Task details:
Copy out each line of the material below with no changes.

Exercise input:
+--

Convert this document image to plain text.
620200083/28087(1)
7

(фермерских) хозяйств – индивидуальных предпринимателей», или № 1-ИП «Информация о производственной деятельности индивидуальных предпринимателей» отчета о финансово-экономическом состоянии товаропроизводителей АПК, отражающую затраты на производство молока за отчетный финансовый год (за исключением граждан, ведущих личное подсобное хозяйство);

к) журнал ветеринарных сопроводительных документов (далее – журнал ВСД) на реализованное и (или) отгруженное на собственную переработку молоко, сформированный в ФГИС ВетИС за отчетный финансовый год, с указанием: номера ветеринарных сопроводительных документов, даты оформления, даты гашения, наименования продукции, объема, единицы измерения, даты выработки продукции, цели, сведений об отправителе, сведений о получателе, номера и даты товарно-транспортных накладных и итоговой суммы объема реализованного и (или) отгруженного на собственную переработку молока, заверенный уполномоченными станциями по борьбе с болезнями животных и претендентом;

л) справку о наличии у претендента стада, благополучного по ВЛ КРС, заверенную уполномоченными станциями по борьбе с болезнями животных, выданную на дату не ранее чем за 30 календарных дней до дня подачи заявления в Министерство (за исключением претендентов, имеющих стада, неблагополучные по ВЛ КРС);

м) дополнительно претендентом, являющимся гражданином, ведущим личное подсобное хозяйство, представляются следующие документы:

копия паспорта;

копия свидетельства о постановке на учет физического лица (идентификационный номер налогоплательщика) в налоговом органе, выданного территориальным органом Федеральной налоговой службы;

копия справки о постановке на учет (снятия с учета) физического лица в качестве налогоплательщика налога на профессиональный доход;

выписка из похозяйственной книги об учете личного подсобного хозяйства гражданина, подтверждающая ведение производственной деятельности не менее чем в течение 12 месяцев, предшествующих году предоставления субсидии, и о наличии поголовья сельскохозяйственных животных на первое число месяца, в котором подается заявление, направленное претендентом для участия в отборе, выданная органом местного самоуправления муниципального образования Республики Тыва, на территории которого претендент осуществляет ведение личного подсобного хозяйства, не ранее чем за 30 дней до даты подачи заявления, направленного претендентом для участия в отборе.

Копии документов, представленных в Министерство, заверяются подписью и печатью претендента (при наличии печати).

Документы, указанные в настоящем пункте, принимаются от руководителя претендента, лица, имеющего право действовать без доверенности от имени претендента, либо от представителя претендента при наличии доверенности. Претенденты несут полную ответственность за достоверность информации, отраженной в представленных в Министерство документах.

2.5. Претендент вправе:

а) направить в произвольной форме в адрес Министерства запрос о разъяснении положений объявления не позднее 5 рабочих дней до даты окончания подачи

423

+--

Solution to this task:
Convert this document image to plain text.
620200083/28087(1)
7

(фермерских) хозяйств – индивидуальных предпринимателей», или № 1-ИП «Информация о производственной деятельности индивидуальных предпринимателей» отчета о финансово-экономическом состоянии товаропроизводителей АПК, отражающую затраты на производство молока за отчетный финансовый год (за исключением граждан, ведущих личное подсобное хозяйство);

к) журнал ветеринарных сопроводительных документов (далее – журнал ВСД) на реализованное и (или) отгруженное на собственную переработку молоко, сформированный в ФГИС ВетИС за отчетный финансовый год, с указанием: номера ветеринарных сопроводительных документов, даты оформления, даты гашения, наименования продукции, объема, единицы измерения, даты выработки продукции, цели, сведений об отправителе, сведений о получателе, номера и даты товарно-транспортных накладных и итоговой суммы объема реализованного и (или) отгруженного на собственную переработку молока, заверенный уполномоченными станциями по борьбе с болезнями животных и претендентом;

л) справку о наличии у претендента стада, благополучного по ВЛ КРС, заверенную уполномоченными станциями по борьбе с болезнями животных, выданную на дату не ранее чем за 30 календарных дней до дня подачи заявления в Министерство (за исключением претендентов, имеющих стада, неблагополучные по ВЛ КРС);

м) дополнительно претендентом, являющимся гражданином, ведущим личное подсобное хозяйство, представляются следующие документы:

копия паспорта;

копия свидетельства о постановке на учет физического лица (идентификационный номер налогоплательщика) в налоговом органе, выданного территориальным органом Федеральной налоговой службы;

копия справки о постановке на учет (снятия с учета) физического лица в качестве налогоплательщика налога на профессиональный доход;

выписка из похозяйственной книги об учете личного подсобного хозяйства гражданина, подтверждающая ведение производственной деятельности не менее чем в течение 12 месяцев, предшествующих году предоставления субсидии, и о наличии поголовья сельскохозяйственных животных на первое число месяца, в котором подается заявление, направленное претендентом для участия в отборе, выданная органом местного самоуправления муниципального образования Республики Тыва, на территории которого претендент осуществляет ведение личного подсобного хозяйства, не ранее чем за 30 дней до даты подачи заявления, направленного претендентом для участия в отборе.

Копии документов, представленных в Министерство, заверяются подписью и печатью претендента (при наличии печати).

Документы, указанные в настоящем пункте, принимаются от руководителя претендента, лица, имеющего право действовать без доверенности от имени претендента, либо от представителя претендента при наличии доверенности. Претенденты несут полную ответственность за достоверность информации, отраженной в представленных в Министерство документах.

2.5. Претендент вправе:

а) направить в произвольной форме в адрес Министерства запрос о разъяснении положений объявления не позднее 5 рабочих дней до даты окончания подачи

423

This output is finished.